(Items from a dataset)
--*--
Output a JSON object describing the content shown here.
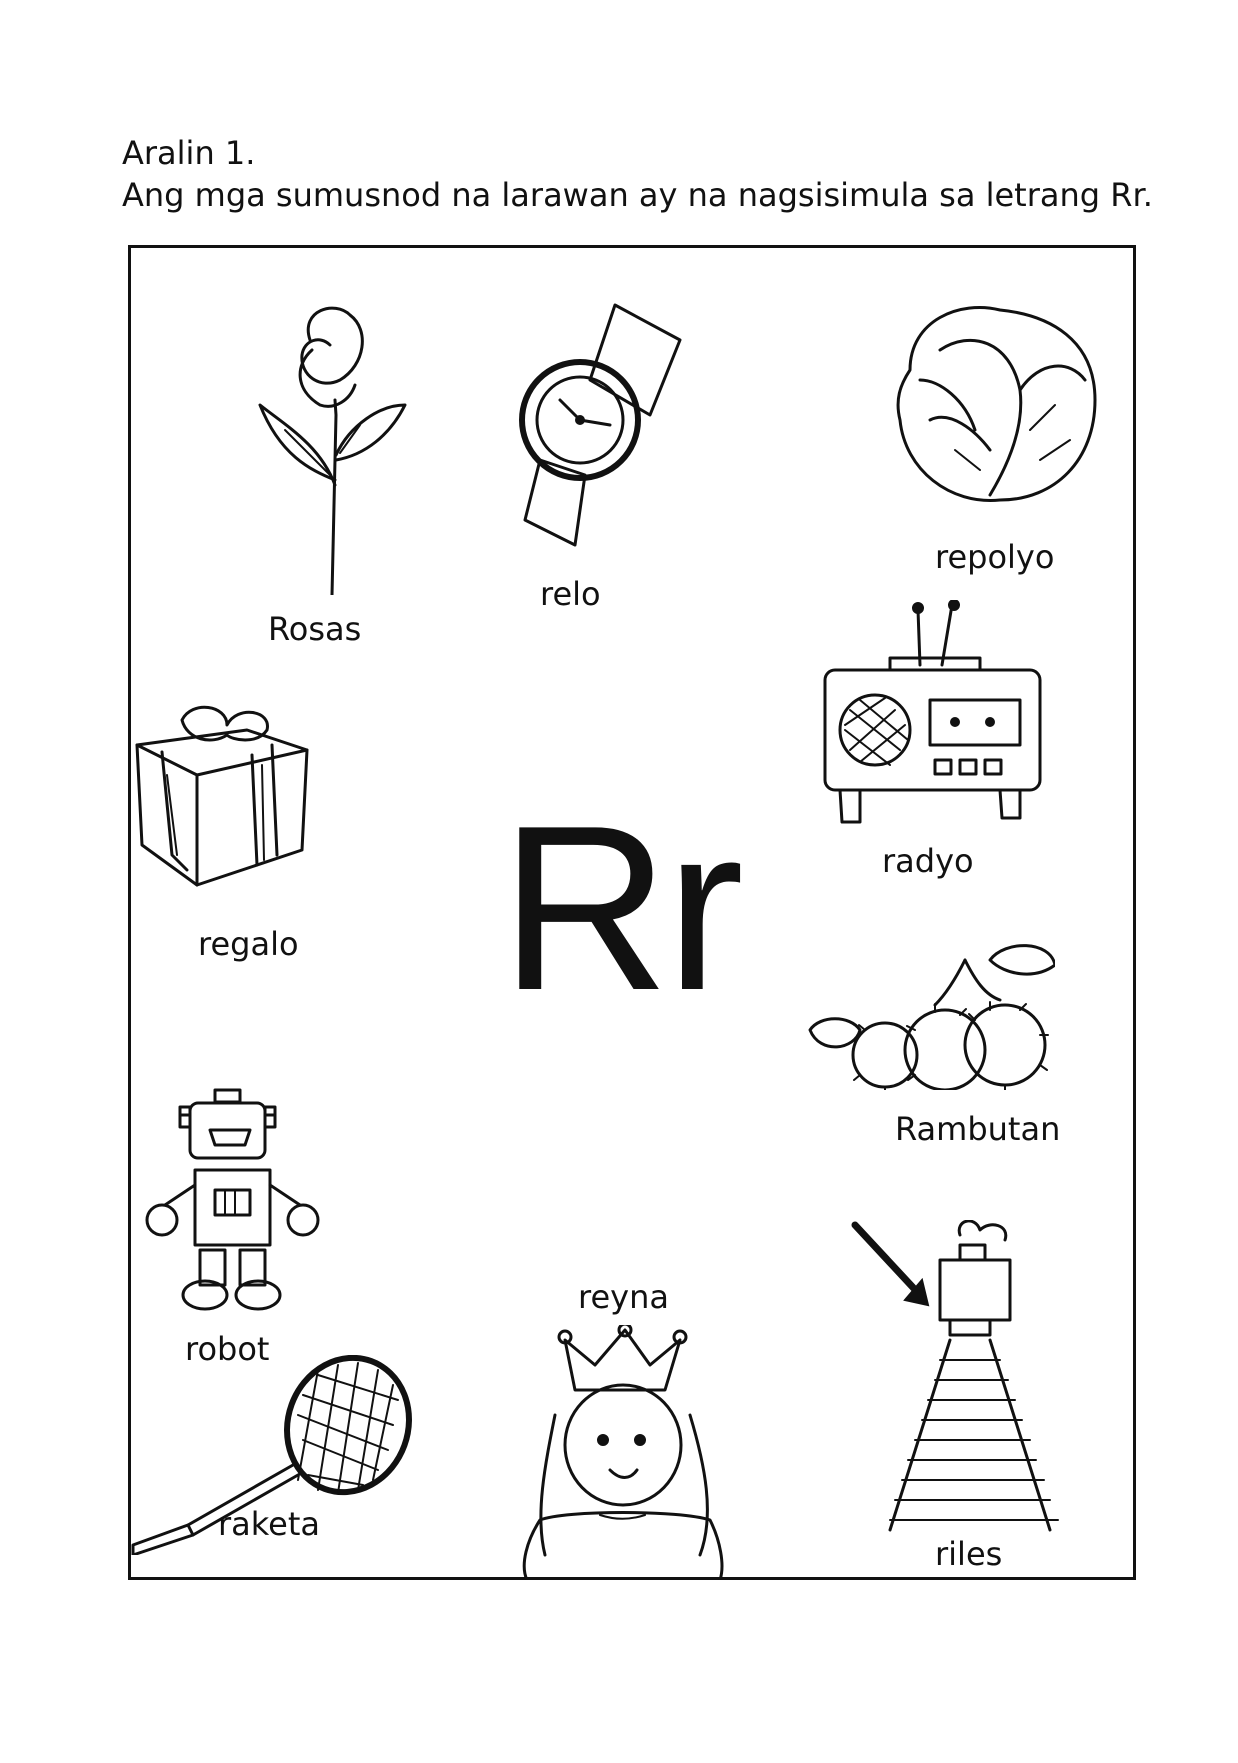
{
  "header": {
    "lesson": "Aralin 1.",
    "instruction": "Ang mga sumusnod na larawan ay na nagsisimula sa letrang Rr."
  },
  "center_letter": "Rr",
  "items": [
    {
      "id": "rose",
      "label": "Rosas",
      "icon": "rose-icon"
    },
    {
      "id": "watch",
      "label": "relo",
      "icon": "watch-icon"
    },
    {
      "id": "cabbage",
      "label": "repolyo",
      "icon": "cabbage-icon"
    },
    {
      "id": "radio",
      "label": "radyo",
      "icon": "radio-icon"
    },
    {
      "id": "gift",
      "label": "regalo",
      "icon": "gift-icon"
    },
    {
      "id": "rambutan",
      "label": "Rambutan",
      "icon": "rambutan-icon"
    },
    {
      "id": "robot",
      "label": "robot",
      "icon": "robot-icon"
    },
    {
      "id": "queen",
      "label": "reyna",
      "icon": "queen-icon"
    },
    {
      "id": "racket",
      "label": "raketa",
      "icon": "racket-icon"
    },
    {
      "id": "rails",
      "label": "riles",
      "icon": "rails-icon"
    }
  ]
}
--*--
PROBLEM TO SOLVE:
Select from the material above each line in which the string "icon" appears, and list those lines.

ANSWER TO THIS EXERCISE:
      "icon": "rose-icon"
      "icon": "watch-icon"
      "icon": "cabbage-icon"
      "icon": "radio-icon"
      "icon": "gift-icon"
      "icon": "rambutan-icon"
      "icon": "robot-icon"
      "icon": "queen-icon"
      "icon": "racket-icon"
      "icon": "rails-icon"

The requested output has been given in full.